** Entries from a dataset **
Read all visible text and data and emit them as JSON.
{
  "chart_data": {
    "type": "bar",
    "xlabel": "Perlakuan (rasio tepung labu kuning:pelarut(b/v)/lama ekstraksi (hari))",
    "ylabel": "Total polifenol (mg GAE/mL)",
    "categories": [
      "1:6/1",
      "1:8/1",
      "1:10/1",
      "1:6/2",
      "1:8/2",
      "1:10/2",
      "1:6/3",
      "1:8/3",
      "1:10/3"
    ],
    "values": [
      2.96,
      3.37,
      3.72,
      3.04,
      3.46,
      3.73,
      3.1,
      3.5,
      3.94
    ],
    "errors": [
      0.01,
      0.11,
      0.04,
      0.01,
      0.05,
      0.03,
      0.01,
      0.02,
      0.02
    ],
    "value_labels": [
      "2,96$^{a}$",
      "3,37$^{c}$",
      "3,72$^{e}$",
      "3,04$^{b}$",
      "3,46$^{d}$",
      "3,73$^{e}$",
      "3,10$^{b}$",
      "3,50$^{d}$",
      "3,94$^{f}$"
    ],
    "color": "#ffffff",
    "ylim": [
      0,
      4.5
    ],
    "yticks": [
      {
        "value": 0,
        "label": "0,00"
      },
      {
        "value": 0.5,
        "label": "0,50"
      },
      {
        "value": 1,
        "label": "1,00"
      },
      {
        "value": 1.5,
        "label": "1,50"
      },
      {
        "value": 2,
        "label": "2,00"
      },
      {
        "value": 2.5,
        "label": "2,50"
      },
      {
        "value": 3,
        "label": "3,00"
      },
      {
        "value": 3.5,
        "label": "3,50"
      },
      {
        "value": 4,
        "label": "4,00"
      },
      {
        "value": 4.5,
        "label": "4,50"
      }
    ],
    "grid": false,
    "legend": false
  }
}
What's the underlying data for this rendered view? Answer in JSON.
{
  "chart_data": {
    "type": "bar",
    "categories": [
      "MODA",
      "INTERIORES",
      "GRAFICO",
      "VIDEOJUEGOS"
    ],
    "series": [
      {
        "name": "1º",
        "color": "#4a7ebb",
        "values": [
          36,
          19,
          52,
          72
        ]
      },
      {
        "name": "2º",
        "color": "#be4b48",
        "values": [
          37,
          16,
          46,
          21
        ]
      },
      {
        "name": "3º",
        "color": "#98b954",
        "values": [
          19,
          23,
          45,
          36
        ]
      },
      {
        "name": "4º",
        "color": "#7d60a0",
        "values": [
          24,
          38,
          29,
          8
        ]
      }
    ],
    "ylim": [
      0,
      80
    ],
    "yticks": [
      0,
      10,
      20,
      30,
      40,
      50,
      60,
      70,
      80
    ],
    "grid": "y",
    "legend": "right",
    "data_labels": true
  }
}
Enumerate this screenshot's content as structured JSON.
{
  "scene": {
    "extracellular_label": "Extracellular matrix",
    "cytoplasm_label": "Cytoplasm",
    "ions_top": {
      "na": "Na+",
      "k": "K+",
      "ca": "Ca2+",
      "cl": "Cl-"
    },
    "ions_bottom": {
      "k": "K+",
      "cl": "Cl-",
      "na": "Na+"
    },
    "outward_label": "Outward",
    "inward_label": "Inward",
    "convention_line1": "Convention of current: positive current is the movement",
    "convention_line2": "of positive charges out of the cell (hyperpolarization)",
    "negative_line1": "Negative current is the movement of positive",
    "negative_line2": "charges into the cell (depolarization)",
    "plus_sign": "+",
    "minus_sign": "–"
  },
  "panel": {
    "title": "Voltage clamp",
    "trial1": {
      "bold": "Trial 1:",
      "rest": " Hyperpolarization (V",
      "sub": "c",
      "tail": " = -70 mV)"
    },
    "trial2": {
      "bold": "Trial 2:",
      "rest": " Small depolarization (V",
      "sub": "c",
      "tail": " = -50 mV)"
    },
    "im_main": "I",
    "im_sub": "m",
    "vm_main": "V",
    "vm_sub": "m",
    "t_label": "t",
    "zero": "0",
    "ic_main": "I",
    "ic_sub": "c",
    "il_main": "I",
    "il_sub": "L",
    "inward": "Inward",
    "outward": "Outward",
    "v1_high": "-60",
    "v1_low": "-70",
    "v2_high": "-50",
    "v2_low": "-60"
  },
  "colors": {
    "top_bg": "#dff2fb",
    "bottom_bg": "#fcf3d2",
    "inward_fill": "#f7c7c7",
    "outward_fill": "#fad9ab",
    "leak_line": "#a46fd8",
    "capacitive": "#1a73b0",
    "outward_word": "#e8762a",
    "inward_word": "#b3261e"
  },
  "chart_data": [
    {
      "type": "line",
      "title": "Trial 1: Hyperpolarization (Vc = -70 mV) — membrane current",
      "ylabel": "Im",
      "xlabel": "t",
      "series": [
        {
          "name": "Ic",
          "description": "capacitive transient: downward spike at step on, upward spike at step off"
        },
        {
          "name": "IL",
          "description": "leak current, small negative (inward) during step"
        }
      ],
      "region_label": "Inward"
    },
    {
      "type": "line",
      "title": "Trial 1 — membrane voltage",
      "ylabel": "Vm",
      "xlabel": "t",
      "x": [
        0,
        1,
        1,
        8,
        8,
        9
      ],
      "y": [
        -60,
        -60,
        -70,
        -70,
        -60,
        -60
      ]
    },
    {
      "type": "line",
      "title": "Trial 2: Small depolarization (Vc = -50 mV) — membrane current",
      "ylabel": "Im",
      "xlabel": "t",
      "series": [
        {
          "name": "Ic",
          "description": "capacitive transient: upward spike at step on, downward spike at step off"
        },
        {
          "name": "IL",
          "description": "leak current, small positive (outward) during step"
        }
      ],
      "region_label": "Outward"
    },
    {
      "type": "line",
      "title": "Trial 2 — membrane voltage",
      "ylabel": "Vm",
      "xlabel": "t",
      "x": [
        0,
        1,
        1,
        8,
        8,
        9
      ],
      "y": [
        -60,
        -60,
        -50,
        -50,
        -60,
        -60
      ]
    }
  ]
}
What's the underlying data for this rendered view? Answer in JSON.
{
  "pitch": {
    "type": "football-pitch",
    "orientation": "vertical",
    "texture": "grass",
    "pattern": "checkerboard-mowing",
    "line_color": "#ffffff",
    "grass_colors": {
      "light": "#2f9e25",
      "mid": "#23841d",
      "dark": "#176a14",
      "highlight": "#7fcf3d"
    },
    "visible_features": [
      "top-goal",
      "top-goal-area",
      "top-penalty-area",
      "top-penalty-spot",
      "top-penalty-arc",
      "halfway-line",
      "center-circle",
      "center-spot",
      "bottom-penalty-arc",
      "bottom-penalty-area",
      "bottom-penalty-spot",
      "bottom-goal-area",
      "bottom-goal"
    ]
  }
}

** WHAT YOU HAVE TO DO **
Using the exact wording, write out all of the records.

** RESPONSE TO THE TASK **
Read all visible text and data and emit them as JSON.
{
  "chart_data": {
    "type": "bar",
    "xlabel": "Perlakuan (rasio tepung labu kuning:pelarut(b/v)/lama ekstraksi (hari))",
    "ylabel": "Total polifenol (mg GAE/mL)",
    "categories": [
      "1:6/1",
      "1:8/1",
      "1:10/1",
      "1:6/2",
      "1:8/2",
      "1:10/2",
      "1:6/3",
      "1:8/3",
      "1:10/3"
    ],
    "values": [
      2.96,
      3.37,
      3.72,
      3.04,
      3.46,
      3.73,
      3.1,
      3.5,
      3.94
    ],
    "errors": [
      0.01,
      0.11,
      0.04,
      0.01,
      0.05,
      0.03,
      0.01,
      0.02,
      0.02
    ],
    "value_labels": [
      "2,96$^{a}$",
      "3,37$^{c}$",
      "3,72$^{e}$",
      "3,04$^{b}$",
      "3,46$^{d}$",
      "3,73$^{e}$",
      "3,10$^{b}$",
      "3,50$^{d}$",
      "3,94$^{f}$"
    ],
    "color": "#ffffff",
    "ylim": [
      0,
      4.5
    ],
    "yticks": [
      {
        "value": 0,
        "label": "0,00"
      },
      {
        "value": 0.5,
        "label": "0,50"
      },
      {
        "value": 1,
        "label": "1,00"
      },
      {
        "value": 1.5,
        "label": "1,50"
      },
      {
        "value": 2,
        "label": "2,00"
      },
      {
        "value": 2.5,
        "label": "2,50"
      },
      {
        "value": 3,
        "label": "3,00"
      },
      {
        "value": 3.5,
        "label": "3,50"
      },
      {
        "value": 4,
        "label": "4,00"
      },
      {
        "value": 4.5,
        "label": "4,50"
      }
    ],
    "grid": false,
    "legend": false
  }
}
What's the underlying data for this rendered view? Answer in JSON.
{
  "chart_data": {
    "type": "bar",
    "categories": [
      "MODA",
      "INTERIORES",
      "GRAFICO",
      "VIDEOJUEGOS"
    ],
    "series": [
      {
        "name": "1º",
        "color": "#4a7ebb",
        "values": [
          36,
          19,
          52,
          72
        ]
      },
      {
        "name": "2º",
        "color": "#be4b48",
        "values": [
          37,
          16,
          46,
          21
        ]
      },
      {
        "name": "3º",
        "color": "#98b954",
        "values": [
          19,
          23,
          45,
          36
        ]
      },
      {
        "name": "4º",
        "color": "#7d60a0",
        "values": [
          24,
          38,
          29,
          8
        ]
      }
    ],
    "ylim": [
      0,
      80
    ],
    "yticks": [
      0,
      10,
      20,
      30,
      40,
      50,
      60,
      70,
      80
    ],
    "grid": "y",
    "legend": "right",
    "data_labels": true
  }
}
Enumerate this screenshot's content as structured JSON.
{
  "scene": {
    "extracellular_label": "Extracellular matrix",
    "cytoplasm_label": "Cytoplasm",
    "ions_top": {
      "na": "Na+",
      "k": "K+",
      "ca": "Ca2+",
      "cl": "Cl-"
    },
    "ions_bottom": {
      "k": "K+",
      "cl": "Cl-",
      "na": "Na+"
    },
    "outward_label": "Outward",
    "inward_label": "Inward",
    "convention_line1": "Convention of current: positive current is the movement",
    "convention_line2": "of positive charges out of the cell (hyperpolarization)",
    "negative_line1": "Negative current is the movement of positive",
    "negative_line2": "charges into the cell (depolarization)",
    "plus_sign": "+",
    "minus_sign": "–"
  },
  "panel": {
    "title": "Voltage clamp",
    "trial1": {
      "bold": "Trial 1:",
      "rest": " Hyperpolarization (V",
      "sub": "c",
      "tail": " = -70 mV)"
    },
    "trial2": {
      "bold": "Trial 2:",
      "rest": " Small depolarization (V",
      "sub": "c",
      "tail": " = -50 mV)"
    },
    "im_main": "I",
    "im_sub": "m",
    "vm_main": "V",
    "vm_sub": "m",
    "t_label": "t",
    "zero": "0",
    "ic_main": "I",
    "ic_sub": "c",
    "il_main": "I",
    "il_sub": "L",
    "inward": "Inward",
    "outward": "Outward",
    "v1_high": "-60",
    "v1_low": "-70",
    "v2_high": "-50",
    "v2_low": "-60"
  },
  "colors": {
    "top_bg": "#dff2fb",
    "bottom_bg": "#fcf3d2",
    "inward_fill": "#f7c7c7",
    "outward_fill": "#fad9ab",
    "leak_line": "#a46fd8",
    "capacitive": "#1a73b0",
    "outward_word": "#e8762a",
    "inward_word": "#b3261e"
  },
  "chart_data": [
    {
      "type": "line",
      "title": "Trial 1: Hyperpolarization (Vc = -70 mV) — membrane current",
      "ylabel": "Im",
      "xlabel": "t",
      "series": [
        {
          "name": "Ic",
          "description": "capacitive transient: downward spike at step on, upward spike at step off"
        },
        {
          "name": "IL",
          "description": "leak current, small negative (inward) during step"
        }
      ],
      "region_label": "Inward"
    },
    {
      "type": "line",
      "title": "Trial 1 — membrane voltage",
      "ylabel": "Vm",
      "xlabel": "t",
      "x": [
        0,
        1,
        1,
        8,
        8,
        9
      ],
      "y": [
        -60,
        -60,
        -70,
        -70,
        -60,
        -60
      ]
    },
    {
      "type": "line",
      "title": "Trial 2: Small depolarization (Vc = -50 mV) — membrane current",
      "ylabel": "Im",
      "xlabel": "t",
      "series": [
        {
          "name": "Ic",
          "description": "capacitive transient: upward spike at step on, downward spike at step off"
        },
        {
          "name": "IL",
          "description": "leak current, small positive (outward) during step"
        }
      ],
      "region_label": "Outward"
    },
    {
      "type": "line",
      "title": "Trial 2 — membrane voltage",
      "ylabel": "Vm",
      "xlabel": "t",
      "x": [
        0,
        1,
        1,
        8,
        8,
        9
      ],
      "y": [
        -60,
        -60,
        -50,
        -50,
        -60,
        -60
      ]
    }
  ]
}
What's the underlying data for this rendered view? Answer in JSON.
{
  "pitch": {
    "type": "football-pitch",
    "orientation": "vertical",
    "texture": "grass",
    "pattern": "checkerboard-mowing",
    "line_color": "#ffffff",
    "grass_colors": {
      "light": "#2f9e25",
      "mid": "#23841d",
      "dark": "#176a14",
      "highlight": "#7fcf3d"
    },
    "visible_features": [
      "top-goal",
      "top-goal-area",
      "top-penalty-area",
      "top-penalty-spot",
      "top-penalty-arc",
      "halfway-line",
      "center-circle",
      "center-spot",
      "bottom-penalty-arc",
      "bottom-penalty-area",
      "bottom-penalty-spot",
      "bottom-goal-area",
      "bottom-goal"
    ]
  }
}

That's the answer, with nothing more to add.